Output the material beneath exactly, leaving nothing out.

============

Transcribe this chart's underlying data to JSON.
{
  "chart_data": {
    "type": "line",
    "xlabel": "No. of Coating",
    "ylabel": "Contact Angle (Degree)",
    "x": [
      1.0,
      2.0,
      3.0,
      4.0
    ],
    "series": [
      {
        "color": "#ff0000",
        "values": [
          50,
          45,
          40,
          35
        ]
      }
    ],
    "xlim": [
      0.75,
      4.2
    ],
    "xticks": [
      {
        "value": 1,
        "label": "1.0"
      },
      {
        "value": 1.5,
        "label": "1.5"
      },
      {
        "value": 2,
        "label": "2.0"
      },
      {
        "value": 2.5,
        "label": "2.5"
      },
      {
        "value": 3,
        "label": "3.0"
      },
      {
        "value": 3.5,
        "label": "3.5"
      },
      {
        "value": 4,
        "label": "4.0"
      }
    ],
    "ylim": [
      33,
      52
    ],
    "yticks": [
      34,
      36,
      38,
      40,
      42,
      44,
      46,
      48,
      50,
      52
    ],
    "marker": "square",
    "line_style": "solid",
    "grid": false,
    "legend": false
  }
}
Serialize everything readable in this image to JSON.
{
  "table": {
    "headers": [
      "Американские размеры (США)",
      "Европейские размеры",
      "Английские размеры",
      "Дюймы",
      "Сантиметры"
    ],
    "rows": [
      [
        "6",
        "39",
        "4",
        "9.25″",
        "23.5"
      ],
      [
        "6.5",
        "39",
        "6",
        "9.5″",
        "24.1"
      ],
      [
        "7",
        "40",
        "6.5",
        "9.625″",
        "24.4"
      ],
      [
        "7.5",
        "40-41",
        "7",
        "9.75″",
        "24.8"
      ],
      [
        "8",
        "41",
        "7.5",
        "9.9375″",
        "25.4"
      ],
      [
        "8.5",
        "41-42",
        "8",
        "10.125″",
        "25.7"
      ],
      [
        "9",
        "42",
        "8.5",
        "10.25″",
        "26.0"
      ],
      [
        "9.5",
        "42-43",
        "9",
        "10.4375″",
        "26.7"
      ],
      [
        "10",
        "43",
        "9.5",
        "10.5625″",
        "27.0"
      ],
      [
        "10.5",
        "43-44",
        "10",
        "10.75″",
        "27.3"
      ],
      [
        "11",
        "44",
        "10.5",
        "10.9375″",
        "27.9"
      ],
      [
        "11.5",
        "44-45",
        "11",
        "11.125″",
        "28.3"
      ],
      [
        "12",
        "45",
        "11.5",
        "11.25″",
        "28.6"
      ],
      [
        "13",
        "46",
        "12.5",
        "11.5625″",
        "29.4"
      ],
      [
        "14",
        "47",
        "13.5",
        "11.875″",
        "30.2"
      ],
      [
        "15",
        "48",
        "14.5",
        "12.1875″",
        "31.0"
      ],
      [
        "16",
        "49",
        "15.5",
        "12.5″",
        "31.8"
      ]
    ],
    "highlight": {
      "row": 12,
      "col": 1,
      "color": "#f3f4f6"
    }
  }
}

============

» CORRECT OUTPUT:
Transcribe this chart's underlying data to JSON.
{
  "chart_data": {
    "type": "line",
    "xlabel": "No. of Coating",
    "ylabel": "Contact Angle (Degree)",
    "x": [
      1.0,
      2.0,
      3.0,
      4.0
    ],
    "series": [
      {
        "color": "#ff0000",
        "values": [
          50,
          45,
          40,
          35
        ]
      }
    ],
    "xlim": [
      0.75,
      4.2
    ],
    "xticks": [
      {
        "value": 1,
        "label": "1.0"
      },
      {
        "value": 1.5,
        "label": "1.5"
      },
      {
        "value": 2,
        "label": "2.0"
      },
      {
        "value": 2.5,
        "label": "2.5"
      },
      {
        "value": 3,
        "label": "3.0"
      },
      {
        "value": 3.5,
        "label": "3.5"
      },
      {
        "value": 4,
        "label": "4.0"
      }
    ],
    "ylim": [
      33,
      52
    ],
    "yticks": [
      34,
      36,
      38,
      40,
      42,
      44,
      46,
      48,
      50,
      52
    ],
    "marker": "square",
    "line_style": "solid",
    "grid": false,
    "legend": false
  }
}
Serialize everything readable in this image to JSON.
{
  "table": {
    "headers": [
      "Американские размеры (США)",
      "Европейские размеры",
      "Английские размеры",
      "Дюймы",
      "Сантиметры"
    ],
    "rows": [
      [
        "6",
        "39",
        "4",
        "9.25″",
        "23.5"
      ],
      [
        "6.5",
        "39",
        "6",
        "9.5″",
        "24.1"
      ],
      [
        "7",
        "40",
        "6.5",
        "9.625″",
        "24.4"
      ],
      [
        "7.5",
        "40-41",
        "7",
        "9.75″",
        "24.8"
      ],
      [
        "8",
        "41",
        "7.5",
        "9.9375″",
        "25.4"
      ],
      [
        "8.5",
        "41-42",
        "8",
        "10.125″",
        "25.7"
      ],
      [
        "9",
        "42",
        "8.5",
        "10.25″",
        "26.0"
      ],
      [
        "9.5",
        "42-43",
        "9",
        "10.4375″",
        "26.7"
      ],
      [
        "10",
        "43",
        "9.5",
        "10.5625″",
        "27.0"
      ],
      [
        "10.5",
        "43-44",
        "10",
        "10.75″",
        "27.3"
      ],
      [
        "11",
        "44",
        "10.5",
        "10.9375″",
        "27.9"
      ],
      [
        "11.5",
        "44-45",
        "11",
        "11.125″",
        "28.3"
      ],
      [
        "12",
        "45",
        "11.5",
        "11.25″",
        "28.6"
      ],
      [
        "13",
        "46",
        "12.5",
        "11.5625″",
        "29.4"
      ],
      [
        "14",
        "47",
        "13.5",
        "11.875″",
        "30.2"
      ],
      [
        "15",
        "48",
        "14.5",
        "12.1875″",
        "31.0"
      ],
      [
        "16",
        "49",
        "15.5",
        "12.5″",
        "31.8"
      ]
    ],
    "highlight": {
      "row": 12,
      "col": 1,
      "color": "#f3f4f6"
    }
  }
}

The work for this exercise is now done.